▸ **Problem requirements**:
Please output the stretch from the line containing "sponsor-name: ByNoGame: [1058, 2, 1152, 22]" through the line containing "music-note-icon: ♪: [97, 671, 104, 686]" as a Markdown table with the columns No. and Entry, one numbered row per line and blank lines omitted.

**** Task input

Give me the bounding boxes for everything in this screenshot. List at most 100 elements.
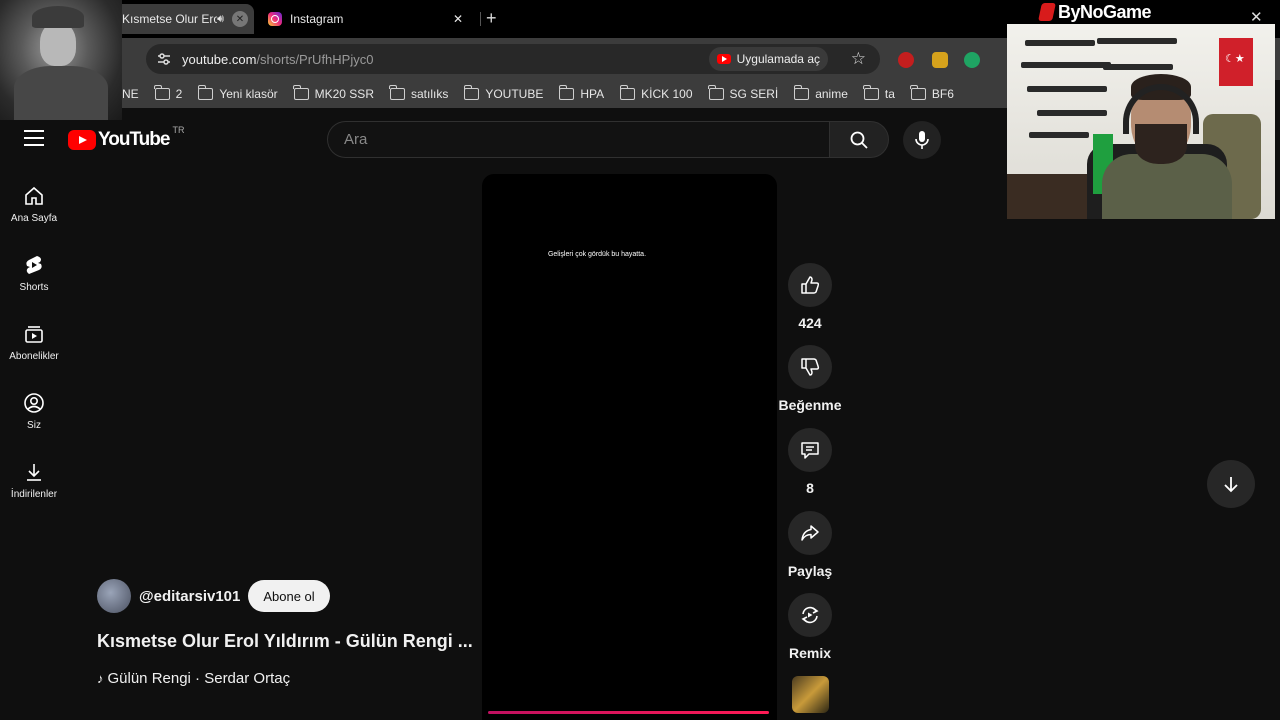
sponsor-name: ByNoGame: [1058, 2, 1152, 22]
folder-icon: [197, 85, 214, 100]
bookmark-folder[interactable]: BF6: [910, 85, 954, 101]
sidebar-item-home[interactable]: Ana Sayfa: [0, 185, 68, 224]
cam-prop: [1027, 86, 1107, 92]
like-button[interactable]: [788, 263, 832, 307]
cam-prop: [1025, 40, 1095, 46]
folder-icon: [863, 85, 879, 100]
music-note-icon: ♪: [97, 671, 104, 686]
sidebar-item-subscriptions[interactable]: Abonelikler: [0, 323, 68, 362]
avatar[interactable]: [97, 579, 131, 613]
dislike-button[interactable]: [788, 345, 832, 389]
you-icon: [24, 393, 44, 413]
folder-icon: [463, 85, 480, 100]
bookmark-label: YOUTUBE: [485, 87, 544, 101]
thumbs-down-icon: [801, 358, 820, 376]
progress-bar[interactable]: [488, 711, 769, 714]
dislike-action[interactable]: Beğenme: [778, 345, 842, 413]
bookmark-label: satılıks: [410, 87, 449, 101]
url-path: /shorts/PrUfhHPjyc0: [256, 51, 374, 67]
dislike-label: Beğenme: [778, 397, 842, 413]
speaker-icon[interactable]: 🔊︎: [217, 13, 224, 26]
close-tab-icon[interactable]: ✕: [450, 11, 466, 27]
bookmark-folder[interactable]: KİCK 100: [619, 85, 693, 101]
bookmark-item[interactable]: NE: [122, 87, 139, 101]
grammarly-icon[interactable]: [964, 52, 980, 68]
voice-search-button[interactable]: [903, 121, 941, 159]
sidebar-item-label: Ana Sayfa: [10, 213, 58, 224]
bookmark-label: KİCK 100: [641, 87, 693, 101]
cam-shelf: [1007, 174, 1087, 219]
open-in-app-label: Uygulamada aç: [736, 52, 820, 66]
shorts-player[interactable]: Gelişleri çok gördük bu hayatta.: [482, 174, 777, 720]
tab-title: Kısmetse Olur Erol Yıldırım: [122, 12, 218, 26]
bookmark-folder[interactable]: HPA: [558, 85, 604, 101]
bookmark-star-icon[interactable]: ☆: [851, 49, 866, 69]
next-video-button[interactable]: [1207, 460, 1255, 508]
share-button[interactable]: [788, 511, 832, 555]
bookmark-folder[interactable]: ta: [863, 85, 895, 101]
folder-icon: [154, 85, 170, 100]
sidebar-item-label: İndirilenler: [10, 489, 58, 500]
address-bar[interactable]: youtube.com/shorts/PrUfhHPjyc0 Uygulamad…: [146, 44, 880, 74]
subscribe-button[interactable]: Abone ol: [248, 580, 330, 612]
folder-icon: [558, 85, 575, 100]
bookmark-folder[interactable]: 2: [154, 85, 183, 101]
sidebar-item-shorts[interactable]: Shorts: [0, 254, 68, 293]
tab-title: Instagram: [290, 12, 344, 26]
search-button[interactable]: [829, 121, 889, 158]
comment-action[interactable]: 8: [780, 428, 840, 496]
extension-icon[interactable]: [898, 52, 914, 68]
bookmark-folder[interactable]: SG SERİ: [708, 85, 778, 101]
bookmark-folder[interactable]: satılıks: [389, 85, 449, 101]
home-icon: [25, 186, 43, 205]
channel-name[interactable]: @editarsiv101: [139, 588, 240, 605]
sidebar-item-you[interactable]: Siz: [0, 392, 68, 431]
portrait-cap: [32, 6, 84, 28]
open-in-app-button[interactable]: Uygulamada aç: [708, 47, 828, 71]
remix-action[interactable]: Remix: [780, 593, 840, 661]
folder-icon: [793, 85, 810, 100]
comment-button[interactable]: [788, 428, 832, 472]
bookmark-folder[interactable]: Yeni klasör: [197, 85, 278, 101]
bookmark-label: 2: [175, 87, 183, 101]
remix-icon: [801, 606, 819, 624]
folder-icon: [619, 85, 636, 100]
thumbs-up-icon: [801, 276, 820, 294]
like-count: 424: [798, 315, 822, 331]
search-box: [327, 121, 829, 158]
extension-icon[interactable]: [932, 52, 948, 68]
bookmark-label: BF6: [931, 87, 954, 101]
close-tab-icon[interactable]: ✕: [232, 11, 248, 27]
webcam-overlay: [1007, 24, 1275, 219]
folder-icon: [708, 85, 724, 100]
remix-button[interactable]: [788, 593, 832, 637]
new-tab-icon[interactable]: +: [486, 8, 497, 29]
music-link[interactable]: ♪ Gülün Rengi · Serdar Ortaç: [97, 670, 290, 687]
sidebar-item-label: Shorts: [19, 282, 49, 293]
video-title[interactable]: Kısmetse Olur Erol Yıldırım - Gülün Reng…: [97, 631, 473, 652]
screen: Kısmetse Olur Erol Yıldırım 🔊︎ ✕ Instagr…: [0, 0, 1280, 720]
like-action[interactable]: 424: [780, 263, 840, 331]
share-label: Paylaş: [787, 563, 833, 579]
url-text: youtube.com/shorts/PrUfhHPjyc0: [182, 52, 373, 67]
bookmark-folder[interactable]: MK20 SSR: [293, 85, 374, 101]
comment-count: 8: [806, 480, 814, 496]
folder-icon: [910, 85, 926, 100]
tab-active[interactable]: Kısmetse Olur Erol Yıldırım 🔊︎ ✕: [112, 4, 254, 34]
youtube-wordmark: YouTube: [98, 129, 170, 150]
bookmark-folder[interactable]: YOUTUBE: [463, 85, 544, 101]
bookmark-label: Yeni klasör: [219, 87, 278, 101]
search-input[interactable]: [344, 131, 829, 148]
bookmark-label: anime: [815, 87, 848, 101]
share-action[interactable]: Paylaş: [780, 511, 840, 579]
bookmark-folder[interactable]: anime: [793, 85, 848, 101]
sidebar-item-label: Abonelikler: [9, 351, 59, 362]
hamburger-menu-icon[interactable]: [24, 130, 44, 148]
youtube-logo[interactable]: YouTube TR: [68, 125, 184, 151]
arrow-down-icon: [1224, 477, 1238, 493]
site-settings-icon[interactable]: [156, 51, 172, 67]
url-host: youtube.com: [182, 51, 257, 67]
sound-thumbnail[interactable]: [792, 676, 829, 713]
tab-instagram[interactable]: Instagram ✕: [262, 4, 472, 34]
sidebar-item-downloads[interactable]: İndirilenler: [0, 461, 68, 500]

********

▸ **Result of the exercise**:
| No. | Entry |
|---|---|
| 1 | sponsor-name: ByNoGame: [1058, 2, 1152, 22] |
| 2 | folder-icon: [197, 85, 214, 100] |
| 3 | bookmark-folder[interactable]: BF6: [910, 85, 954, 101] |
| 4 | sidebar-item-home[interactable]: Ana Sayfa: [0, 185, 68, 224] |
| 5 | cam-prop: [1027, 86, 1107, 92] |
| 6 | like-button[interactable]: [788, 263, 832, 307] |
| 7 | cam-prop: [1025, 40, 1095, 46] |
| 8 | folder-icon: [863, 85, 879, 100] |
| 9 | music-note-icon: ♪: [97, 671, 104, 686] |